Stored data:
** begin **
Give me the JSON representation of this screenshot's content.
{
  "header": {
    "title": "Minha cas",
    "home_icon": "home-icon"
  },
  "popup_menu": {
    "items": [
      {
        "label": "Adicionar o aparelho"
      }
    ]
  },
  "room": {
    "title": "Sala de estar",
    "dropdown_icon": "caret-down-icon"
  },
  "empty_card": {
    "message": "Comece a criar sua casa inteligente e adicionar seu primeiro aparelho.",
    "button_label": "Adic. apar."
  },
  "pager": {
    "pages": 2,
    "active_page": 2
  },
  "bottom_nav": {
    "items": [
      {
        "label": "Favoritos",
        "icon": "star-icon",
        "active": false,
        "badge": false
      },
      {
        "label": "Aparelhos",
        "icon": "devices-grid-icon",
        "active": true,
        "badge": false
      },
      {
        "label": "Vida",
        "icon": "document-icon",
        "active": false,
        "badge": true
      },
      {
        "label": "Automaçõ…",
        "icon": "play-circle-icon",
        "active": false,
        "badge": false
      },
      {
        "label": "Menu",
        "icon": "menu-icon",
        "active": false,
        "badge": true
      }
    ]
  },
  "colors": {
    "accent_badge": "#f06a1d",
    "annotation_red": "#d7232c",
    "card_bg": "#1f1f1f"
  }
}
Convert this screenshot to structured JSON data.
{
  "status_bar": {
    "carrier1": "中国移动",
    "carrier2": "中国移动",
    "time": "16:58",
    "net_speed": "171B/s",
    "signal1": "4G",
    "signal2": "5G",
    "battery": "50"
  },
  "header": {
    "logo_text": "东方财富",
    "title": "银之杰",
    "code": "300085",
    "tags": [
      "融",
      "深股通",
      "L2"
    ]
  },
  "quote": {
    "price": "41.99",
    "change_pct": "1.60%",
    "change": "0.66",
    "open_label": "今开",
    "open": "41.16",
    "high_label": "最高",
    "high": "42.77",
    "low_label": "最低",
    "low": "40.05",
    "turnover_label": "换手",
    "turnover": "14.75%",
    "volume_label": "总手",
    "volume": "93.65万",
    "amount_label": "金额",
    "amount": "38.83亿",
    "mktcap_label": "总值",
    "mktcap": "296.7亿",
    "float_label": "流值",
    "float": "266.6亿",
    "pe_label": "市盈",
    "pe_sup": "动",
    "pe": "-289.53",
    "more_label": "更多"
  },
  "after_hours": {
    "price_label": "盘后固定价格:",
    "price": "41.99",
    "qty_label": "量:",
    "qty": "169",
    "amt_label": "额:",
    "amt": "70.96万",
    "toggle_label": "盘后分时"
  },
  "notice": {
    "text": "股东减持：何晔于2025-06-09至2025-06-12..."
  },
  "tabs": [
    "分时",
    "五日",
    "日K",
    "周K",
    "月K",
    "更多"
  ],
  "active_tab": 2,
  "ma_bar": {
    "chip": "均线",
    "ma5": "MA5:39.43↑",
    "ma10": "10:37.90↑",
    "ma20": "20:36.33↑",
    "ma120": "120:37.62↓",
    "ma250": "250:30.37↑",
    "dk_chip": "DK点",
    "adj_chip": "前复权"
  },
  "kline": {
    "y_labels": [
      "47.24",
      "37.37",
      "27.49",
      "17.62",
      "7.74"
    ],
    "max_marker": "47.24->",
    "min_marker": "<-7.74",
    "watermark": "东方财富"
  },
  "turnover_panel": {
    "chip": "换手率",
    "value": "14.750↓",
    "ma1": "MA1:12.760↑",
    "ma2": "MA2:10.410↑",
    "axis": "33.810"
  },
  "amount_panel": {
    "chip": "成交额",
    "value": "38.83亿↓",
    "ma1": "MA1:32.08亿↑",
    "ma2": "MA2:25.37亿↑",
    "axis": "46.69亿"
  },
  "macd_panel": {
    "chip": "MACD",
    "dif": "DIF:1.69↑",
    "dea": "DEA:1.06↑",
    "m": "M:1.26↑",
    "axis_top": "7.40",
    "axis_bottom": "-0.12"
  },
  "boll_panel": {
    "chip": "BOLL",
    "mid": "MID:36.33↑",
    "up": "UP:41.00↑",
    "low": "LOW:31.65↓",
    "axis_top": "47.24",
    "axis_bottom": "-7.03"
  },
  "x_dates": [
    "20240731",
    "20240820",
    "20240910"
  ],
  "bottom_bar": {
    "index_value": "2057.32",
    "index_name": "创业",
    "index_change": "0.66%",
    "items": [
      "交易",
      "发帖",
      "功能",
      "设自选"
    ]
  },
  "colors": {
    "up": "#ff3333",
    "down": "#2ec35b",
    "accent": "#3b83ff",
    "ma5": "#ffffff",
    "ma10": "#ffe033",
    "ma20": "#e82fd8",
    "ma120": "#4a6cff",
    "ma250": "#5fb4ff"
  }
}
** end **
- [Problem to work on]: Restate the listing above word for word.

- [The reply]:
Give me the JSON representation of this screenshot's content.
{
  "header": {
    "title": "Minha cas",
    "home_icon": "home-icon"
  },
  "popup_menu": {
    "items": [
      {
        "label": "Adicionar o aparelho"
      }
    ]
  },
  "room": {
    "title": "Sala de estar",
    "dropdown_icon": "caret-down-icon"
  },
  "empty_card": {
    "message": "Comece a criar sua casa inteligente e adicionar seu primeiro aparelho.",
    "button_label": "Adic. apar."
  },
  "pager": {
    "pages": 2,
    "active_page": 2
  },
  "bottom_nav": {
    "items": [
      {
        "label": "Favoritos",
        "icon": "star-icon",
        "active": false,
        "badge": false
      },
      {
        "label": "Aparelhos",
        "icon": "devices-grid-icon",
        "active": true,
        "badge": false
      },
      {
        "label": "Vida",
        "icon": "document-icon",
        "active": false,
        "badge": true
      },
      {
        "label": "Automaçõ…",
        "icon": "play-circle-icon",
        "active": false,
        "badge": false
      },
      {
        "label": "Menu",
        "icon": "menu-icon",
        "active": false,
        "badge": true
      }
    ]
  },
  "colors": {
    "accent_badge": "#f06a1d",
    "annotation_red": "#d7232c",
    "card_bg": "#1f1f1f"
  }
}
Convert this screenshot to structured JSON data.
{
  "status_bar": {
    "carrier1": "中国移动",
    "carrier2": "中国移动",
    "time": "16:58",
    "net_speed": "171B/s",
    "signal1": "4G",
    "signal2": "5G",
    "battery": "50"
  },
  "header": {
    "logo_text": "东方财富",
    "title": "银之杰",
    "code": "300085",
    "tags": [
      "融",
      "深股通",
      "L2"
    ]
  },
  "quote": {
    "price": "41.99",
    "change_pct": "1.60%",
    "change": "0.66",
    "open_label": "今开",
    "open": "41.16",
    "high_label": "最高",
    "high": "42.77",
    "low_label": "最低",
    "low": "40.05",
    "turnover_label": "换手",
    "turnover": "14.75%",
    "volume_label": "总手",
    "volume": "93.65万",
    "amount_label": "金额",
    "amount": "38.83亿",
    "mktcap_label": "总值",
    "mktcap": "296.7亿",
    "float_label": "流值",
    "float": "266.6亿",
    "pe_label": "市盈",
    "pe_sup": "动",
    "pe": "-289.53",
    "more_label": "更多"
  },
  "after_hours": {
    "price_label": "盘后固定价格:",
    "price": "41.99",
    "qty_label": "量:",
    "qty": "169",
    "amt_label": "额:",
    "amt": "70.96万",
    "toggle_label": "盘后分时"
  },
  "notice": {
    "text": "股东减持：何晔于2025-06-09至2025-06-12..."
  },
  "tabs": [
    "分时",
    "五日",
    "日K",
    "周K",
    "月K",
    "更多"
  ],
  "active_tab": 2,
  "ma_bar": {
    "chip": "均线",
    "ma5": "MA5:39.43↑",
    "ma10": "10:37.90↑",
    "ma20": "20:36.33↑",
    "ma120": "120:37.62↓",
    "ma250": "250:30.37↑",
    "dk_chip": "DK点",
    "adj_chip": "前复权"
  },
  "kline": {
    "y_labels": [
      "47.24",
      "37.37",
      "27.49",
      "17.62",
      "7.74"
    ],
    "max_marker": "47.24->",
    "min_marker": "<-7.74",
    "watermark": "东方财富"
  },
  "turnover_panel": {
    "chip": "换手率",
    "value": "14.750↓",
    "ma1": "MA1:12.760↑",
    "ma2": "MA2:10.410↑",
    "axis": "33.810"
  },
  "amount_panel": {
    "chip": "成交额",
    "value": "38.83亿↓",
    "ma1": "MA1:32.08亿↑",
    "ma2": "MA2:25.37亿↑",
    "axis": "46.69亿"
  },
  "macd_panel": {
    "chip": "MACD",
    "dif": "DIF:1.69↑",
    "dea": "DEA:1.06↑",
    "m": "M:1.26↑",
    "axis_top": "7.40",
    "axis_bottom": "-0.12"
  },
  "boll_panel": {
    "chip": "BOLL",
    "mid": "MID:36.33↑",
    "up": "UP:41.00↑",
    "low": "LOW:31.65↓",
    "axis_top": "47.24",
    "axis_bottom": "-7.03"
  },
  "x_dates": [
    "20240731",
    "20240820",
    "20240910"
  ],
  "bottom_bar": {
    "index_value": "2057.32",
    "index_name": "创业",
    "index_change": "0.66%",
    "items": [
      "交易",
      "发帖",
      "功能",
      "设自选"
    ]
  },
  "colors": {
    "up": "#ff3333",
    "down": "#2ec35b",
    "accent": "#3b83ff",
    "ma5": "#ffffff",
    "ma10": "#ffe033",
    "ma20": "#e82fd8",
    "ma120": "#4a6cff",
    "ma250": "#5fb4ff"
  }
}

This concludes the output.